* Brief *
Search the records below for the word "name" and show every line where it occurs.
Begin Data shown
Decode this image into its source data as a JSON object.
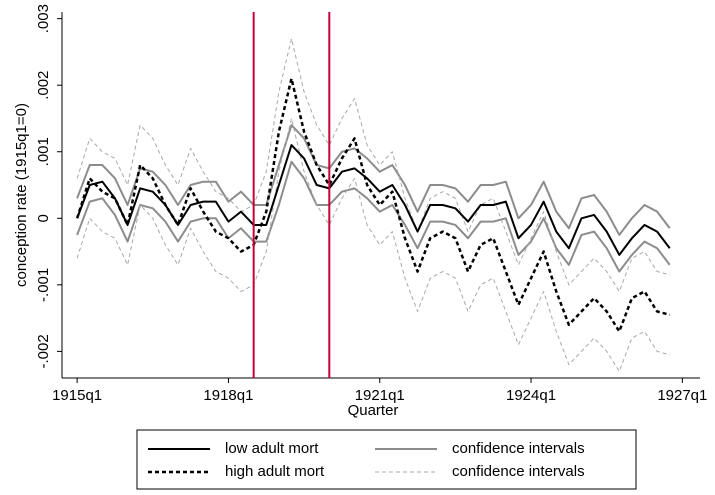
{
  "chart_data": {
    "type": "line",
    "y_label": "conception rate (1915q1=0)",
    "x_label": "Quarter",
    "x": [
      0,
      1,
      2,
      3,
      4,
      5,
      6,
      7,
      8,
      9,
      10,
      11,
      12,
      13,
      14,
      15,
      16,
      17,
      18,
      19,
      20,
      21,
      22,
      23,
      24,
      25,
      26,
      27,
      28,
      29,
      30,
      31,
      32,
      33,
      34,
      35,
      36,
      37,
      38,
      39,
      40,
      41,
      42,
      43,
      44,
      45,
      46,
      47
    ],
    "xlim": [
      -1.2,
      49.4
    ],
    "xticks": [
      {
        "value": 0,
        "label": "1915q1"
      },
      {
        "value": 12,
        "label": "1918q1"
      },
      {
        "value": 24,
        "label": "1921q1"
      },
      {
        "value": 36,
        "label": "1924q1"
      },
      {
        "value": 48,
        "label": "1927q1"
      }
    ],
    "ylim": [
      -0.0024,
      0.0031
    ],
    "yticks": [
      {
        "value": -0.002,
        "label": "-.002"
      },
      {
        "value": -0.001,
        "label": "-.001"
      },
      0,
      {
        "value": 0.001,
        "label": ".001"
      },
      {
        "value": 0.002,
        "label": ".002"
      },
      {
        "value": 0.003,
        "label": ".003"
      }
    ],
    "grid": false,
    "vlines": [
      14,
      20
    ],
    "vline_color": "#c8003c",
    "series": [
      {
        "name": "low adult mort",
        "color": "#000000",
        "width": 2,
        "dash": "none",
        "values": [
          0,
          0.0005,
          0.00055,
          0.0003,
          -0.0001,
          0.00045,
          0.0004,
          0.0002,
          -0.0001,
          0.0002,
          0.00025,
          0.00025,
          -5e-05,
          0.0001,
          -0.0001,
          -0.0001,
          0.0005,
          0.0011,
          0.0009,
          0.0005,
          0.00045,
          0.0007,
          0.00075,
          0.0006,
          0.0004,
          0.0005,
          0.0002,
          -0.0002,
          0.0002,
          0.0002,
          0.00015,
          -5e-05,
          0.0002,
          0.0002,
          0.00025,
          -0.0003,
          -0.0001,
          0.00025,
          -0.0002,
          -0.00045,
          0,
          5e-05,
          -0.0002,
          -0.00055,
          -0.0003,
          -0.0001,
          -0.0002,
          -0.00045
        ]
      },
      {
        "name": "confidence intervals",
        "color": "#8c8c8c",
        "width": 2,
        "dash": "none",
        "upper": [
          0.0003,
          0.0008,
          0.0008,
          0.0006,
          0.0002,
          0.00075,
          0.0007,
          0.0005,
          0.0002,
          0.0005,
          0.00055,
          0.00055,
          0.00025,
          0.0004,
          0.0002,
          0.0002,
          0.0008,
          0.0014,
          0.0012,
          0.0008,
          0.00075,
          0.001,
          0.00105,
          0.0009,
          0.0007,
          0.0008,
          0.0005,
          0.0001,
          0.0005,
          0.0005,
          0.00045,
          0.00025,
          0.0005,
          0.0005,
          0.00055,
          0,
          0.0002,
          0.00055,
          0.0001,
          -0.00015,
          0.0003,
          0.00035,
          0.0001,
          -0.00025,
          0,
          0.0002,
          0.0001,
          -0.00015
        ],
        "lower": [
          -0.00025,
          0.00025,
          0.0003,
          5e-05,
          -0.00035,
          0.0002,
          0.00015,
          -5e-05,
          -0.00035,
          -5e-05,
          0,
          0,
          -0.0003,
          -0.00015,
          -0.00035,
          -0.00035,
          0.0002,
          0.00085,
          0.0006,
          0.0002,
          0.0002,
          0.0004,
          0.00045,
          0.0003,
          0.0001,
          0.0002,
          -0.0001,
          -0.00045,
          -5e-05,
          -5e-05,
          -0.0001,
          -0.0003,
          -5e-05,
          -5e-05,
          0,
          -0.00055,
          -0.00035,
          0,
          -0.00045,
          -0.0007,
          -0.00025,
          -0.0002,
          -0.00045,
          -0.0008,
          -0.00055,
          -0.00035,
          -0.00045,
          -0.0007
        ]
      },
      {
        "name": "high adult mort",
        "color": "#000000",
        "width": 2.5,
        "dash": "4,3",
        "values": [
          0,
          0.0006,
          0.0004,
          0.0003,
          -0.0001,
          0.0008,
          0.0006,
          0.0002,
          -0.0001,
          0.00045,
          0.0001,
          -0.0002,
          -0.0003,
          -0.0005,
          -0.0004,
          0.0001,
          0.0013,
          0.0021,
          0.0013,
          0.0008,
          0.0005,
          0.0009,
          0.0012,
          0.0005,
          0.0002,
          0.0004,
          -0.0003,
          -0.0008,
          -0.0003,
          -0.0002,
          -0.0003,
          -0.0008,
          -0.0004,
          -0.0003,
          -0.0008,
          -0.0013,
          -0.0009,
          -0.0005,
          -0.0011,
          -0.0016,
          -0.0014,
          -0.0012,
          -0.0014,
          -0.0017,
          -0.0012,
          -0.0011,
          -0.0014,
          -0.00145
        ]
      },
      {
        "name": "confidence intervals",
        "color": "#a8a8a8",
        "width": 1,
        "dash": "4,3",
        "upper": [
          0.0006,
          0.0012,
          0.001,
          0.0009,
          0.0005,
          0.0014,
          0.0012,
          0.0008,
          0.0005,
          0.00105,
          0.0007,
          0.0004,
          0.0003,
          0.0001,
          0.0002,
          0.0007,
          0.0019,
          0.0027,
          0.0019,
          0.0014,
          0.0011,
          0.0015,
          0.0018,
          0.0011,
          0.0008,
          0.001,
          0.0003,
          -0.0002,
          0.0003,
          0.0004,
          0.0003,
          -0.0002,
          0.0002,
          0.0003,
          -0.0002,
          -0.0007,
          -0.0003,
          0.0001,
          -0.0005,
          -0.001,
          -0.0008,
          -0.0006,
          -0.0008,
          -0.0011,
          -0.0006,
          -0.0005,
          -0.0008,
          -0.00085
        ],
        "lower": [
          -0.0006,
          0,
          -0.0002,
          -0.0003,
          -0.0007,
          0.0002,
          0,
          -0.0004,
          -0.0007,
          -0.00015,
          -0.0005,
          -0.0008,
          -0.0009,
          -0.0011,
          -0.001,
          -0.0005,
          0.0007,
          0.0015,
          0.0007,
          0.0002,
          -0.0001,
          0.0003,
          0.0006,
          -0.0001,
          -0.0004,
          -0.0002,
          -0.0009,
          -0.0014,
          -0.0009,
          -0.0008,
          -0.0009,
          -0.0014,
          -0.001,
          -0.0009,
          -0.0014,
          -0.0019,
          -0.0015,
          -0.0011,
          -0.0017,
          -0.0022,
          -0.002,
          -0.0018,
          -0.002,
          -0.0023,
          -0.0018,
          -0.0017,
          -0.002,
          -0.00205
        ]
      }
    ]
  }
}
End Data shown
* Correct result *
        "name": "low adult mort",
        "name": "confidence intervals",
        "name": "high adult mort",
        "name": "confidence intervals",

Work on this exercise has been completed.